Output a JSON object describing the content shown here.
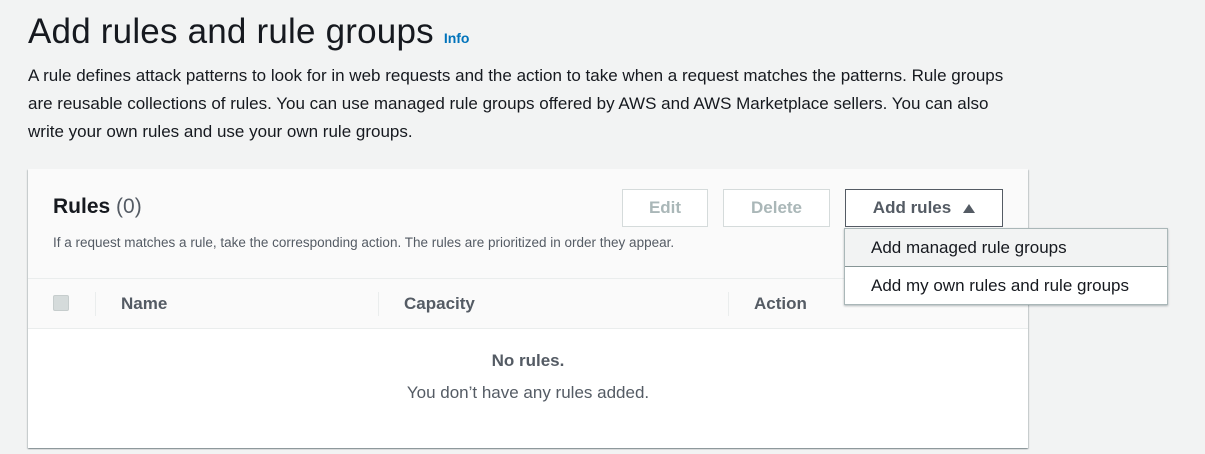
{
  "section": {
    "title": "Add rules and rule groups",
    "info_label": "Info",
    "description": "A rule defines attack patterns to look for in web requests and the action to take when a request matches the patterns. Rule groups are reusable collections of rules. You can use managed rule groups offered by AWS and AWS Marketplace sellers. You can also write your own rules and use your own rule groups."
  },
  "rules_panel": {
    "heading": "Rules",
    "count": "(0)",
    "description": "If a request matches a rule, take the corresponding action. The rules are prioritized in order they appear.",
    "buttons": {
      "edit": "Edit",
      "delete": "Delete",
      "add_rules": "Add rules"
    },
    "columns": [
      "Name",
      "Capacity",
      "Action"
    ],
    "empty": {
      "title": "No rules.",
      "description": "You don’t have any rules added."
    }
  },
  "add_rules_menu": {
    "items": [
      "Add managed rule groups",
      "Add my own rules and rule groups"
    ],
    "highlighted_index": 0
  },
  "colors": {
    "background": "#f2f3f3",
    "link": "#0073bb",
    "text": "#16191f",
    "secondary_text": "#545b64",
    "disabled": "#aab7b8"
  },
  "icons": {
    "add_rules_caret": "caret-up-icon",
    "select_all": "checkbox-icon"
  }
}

---

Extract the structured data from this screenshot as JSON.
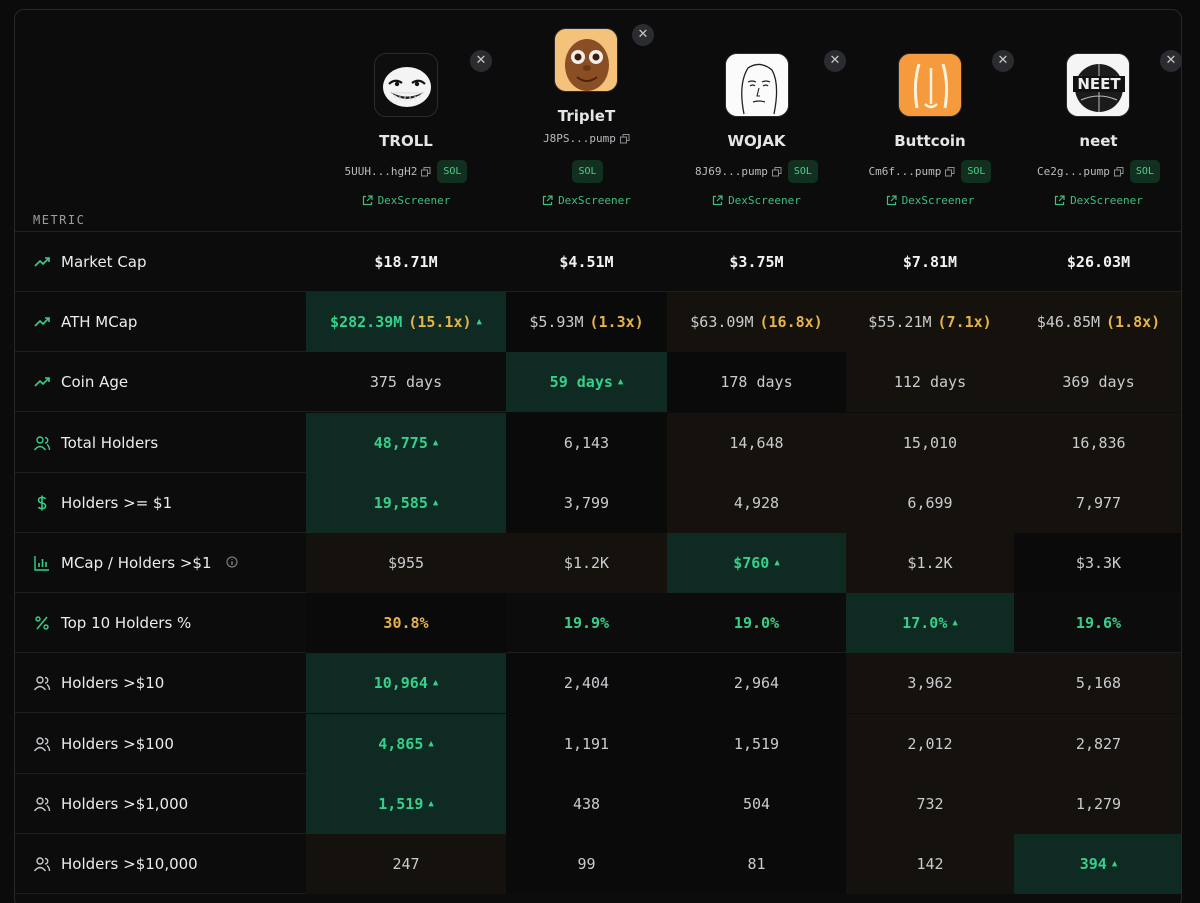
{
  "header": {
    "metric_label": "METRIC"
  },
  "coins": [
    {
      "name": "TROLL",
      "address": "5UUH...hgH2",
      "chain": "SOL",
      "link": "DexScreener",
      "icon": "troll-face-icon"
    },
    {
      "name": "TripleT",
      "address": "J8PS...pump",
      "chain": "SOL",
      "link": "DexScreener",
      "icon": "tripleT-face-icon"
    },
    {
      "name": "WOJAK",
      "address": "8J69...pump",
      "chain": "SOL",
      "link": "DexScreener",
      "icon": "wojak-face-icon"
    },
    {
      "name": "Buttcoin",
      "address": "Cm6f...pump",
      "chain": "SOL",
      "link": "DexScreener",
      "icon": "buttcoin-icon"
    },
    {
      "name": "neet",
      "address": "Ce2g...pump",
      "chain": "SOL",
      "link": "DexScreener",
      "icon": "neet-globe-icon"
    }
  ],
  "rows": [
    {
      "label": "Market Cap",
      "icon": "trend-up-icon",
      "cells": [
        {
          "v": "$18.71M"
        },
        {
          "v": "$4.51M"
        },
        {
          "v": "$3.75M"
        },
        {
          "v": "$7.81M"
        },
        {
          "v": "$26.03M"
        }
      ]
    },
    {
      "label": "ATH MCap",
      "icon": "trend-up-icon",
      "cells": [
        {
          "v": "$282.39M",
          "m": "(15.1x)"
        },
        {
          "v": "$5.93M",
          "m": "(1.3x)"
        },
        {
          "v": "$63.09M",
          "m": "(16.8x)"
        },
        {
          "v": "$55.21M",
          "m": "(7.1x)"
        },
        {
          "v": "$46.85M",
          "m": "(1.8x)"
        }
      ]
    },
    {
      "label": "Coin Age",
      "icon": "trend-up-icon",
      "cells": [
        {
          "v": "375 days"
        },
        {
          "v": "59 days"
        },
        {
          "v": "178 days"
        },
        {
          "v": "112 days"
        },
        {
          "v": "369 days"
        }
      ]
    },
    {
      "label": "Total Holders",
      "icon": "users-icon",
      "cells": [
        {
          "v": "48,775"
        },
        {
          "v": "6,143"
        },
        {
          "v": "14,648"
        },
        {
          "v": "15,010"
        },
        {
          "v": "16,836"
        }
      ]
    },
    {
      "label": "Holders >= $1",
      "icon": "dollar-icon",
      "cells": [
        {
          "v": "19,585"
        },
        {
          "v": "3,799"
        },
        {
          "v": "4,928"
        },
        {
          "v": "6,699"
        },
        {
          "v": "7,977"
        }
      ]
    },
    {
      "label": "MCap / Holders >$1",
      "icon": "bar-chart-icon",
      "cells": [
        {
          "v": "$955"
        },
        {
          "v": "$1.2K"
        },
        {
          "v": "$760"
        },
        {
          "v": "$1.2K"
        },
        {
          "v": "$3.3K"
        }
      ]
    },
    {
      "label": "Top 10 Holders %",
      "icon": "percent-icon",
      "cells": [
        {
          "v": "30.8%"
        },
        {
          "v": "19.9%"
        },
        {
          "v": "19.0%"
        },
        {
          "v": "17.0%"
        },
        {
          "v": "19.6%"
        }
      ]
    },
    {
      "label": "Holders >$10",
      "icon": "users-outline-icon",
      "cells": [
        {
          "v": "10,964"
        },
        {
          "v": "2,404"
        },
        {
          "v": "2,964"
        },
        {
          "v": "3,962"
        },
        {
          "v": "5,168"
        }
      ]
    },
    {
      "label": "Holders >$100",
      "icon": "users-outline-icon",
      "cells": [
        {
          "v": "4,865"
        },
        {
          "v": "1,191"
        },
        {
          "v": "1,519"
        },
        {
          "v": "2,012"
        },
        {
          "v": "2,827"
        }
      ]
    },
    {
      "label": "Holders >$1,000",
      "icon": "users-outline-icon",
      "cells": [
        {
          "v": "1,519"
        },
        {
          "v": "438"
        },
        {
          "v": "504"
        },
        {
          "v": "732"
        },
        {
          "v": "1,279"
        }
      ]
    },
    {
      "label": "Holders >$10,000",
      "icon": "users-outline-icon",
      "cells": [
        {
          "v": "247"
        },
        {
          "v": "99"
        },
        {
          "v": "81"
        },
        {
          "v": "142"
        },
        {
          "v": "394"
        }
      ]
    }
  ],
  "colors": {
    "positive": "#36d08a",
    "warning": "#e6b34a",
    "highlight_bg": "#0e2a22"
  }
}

---

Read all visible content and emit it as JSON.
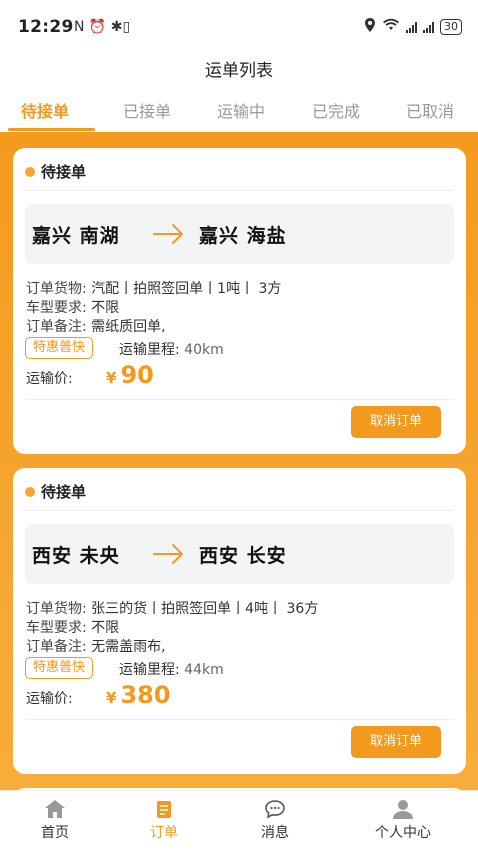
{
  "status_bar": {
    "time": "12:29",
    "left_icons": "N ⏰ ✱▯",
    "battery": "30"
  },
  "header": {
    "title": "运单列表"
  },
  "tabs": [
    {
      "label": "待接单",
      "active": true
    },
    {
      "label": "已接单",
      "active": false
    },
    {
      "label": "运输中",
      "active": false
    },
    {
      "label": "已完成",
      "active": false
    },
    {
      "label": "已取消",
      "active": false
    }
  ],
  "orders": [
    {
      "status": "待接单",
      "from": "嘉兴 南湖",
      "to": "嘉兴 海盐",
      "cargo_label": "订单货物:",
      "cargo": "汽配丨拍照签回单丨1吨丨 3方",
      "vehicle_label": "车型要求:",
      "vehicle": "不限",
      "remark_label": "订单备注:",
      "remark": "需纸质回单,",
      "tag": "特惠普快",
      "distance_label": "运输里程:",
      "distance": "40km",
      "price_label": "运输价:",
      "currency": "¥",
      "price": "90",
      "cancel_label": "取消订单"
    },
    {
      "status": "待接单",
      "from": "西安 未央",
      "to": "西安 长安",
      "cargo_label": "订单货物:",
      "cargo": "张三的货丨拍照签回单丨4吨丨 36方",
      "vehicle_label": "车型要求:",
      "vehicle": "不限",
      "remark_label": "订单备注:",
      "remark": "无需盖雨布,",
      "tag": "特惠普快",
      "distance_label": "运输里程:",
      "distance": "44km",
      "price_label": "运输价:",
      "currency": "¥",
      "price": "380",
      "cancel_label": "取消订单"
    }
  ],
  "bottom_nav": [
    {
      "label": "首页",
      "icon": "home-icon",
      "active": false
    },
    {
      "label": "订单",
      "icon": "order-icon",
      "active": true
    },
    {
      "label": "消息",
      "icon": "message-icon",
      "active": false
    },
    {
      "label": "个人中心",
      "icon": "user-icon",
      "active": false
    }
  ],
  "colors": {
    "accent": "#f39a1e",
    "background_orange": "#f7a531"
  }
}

-- GOAL OF THE EXERCISE --
Which lines contain the word "Holders"? Return each of them.

-- CORRECT RESULT --
      "label": "Total Holders",
      "label": "Holders >= $1",
      "label": "MCap / Holders >$1",
      "label": "Top 10 Holders %",
      "label": "Holders >$10",
      "label": "Holders >$100",
      "label": "Holders >$1,000",
      "label": "Holders >$10,000",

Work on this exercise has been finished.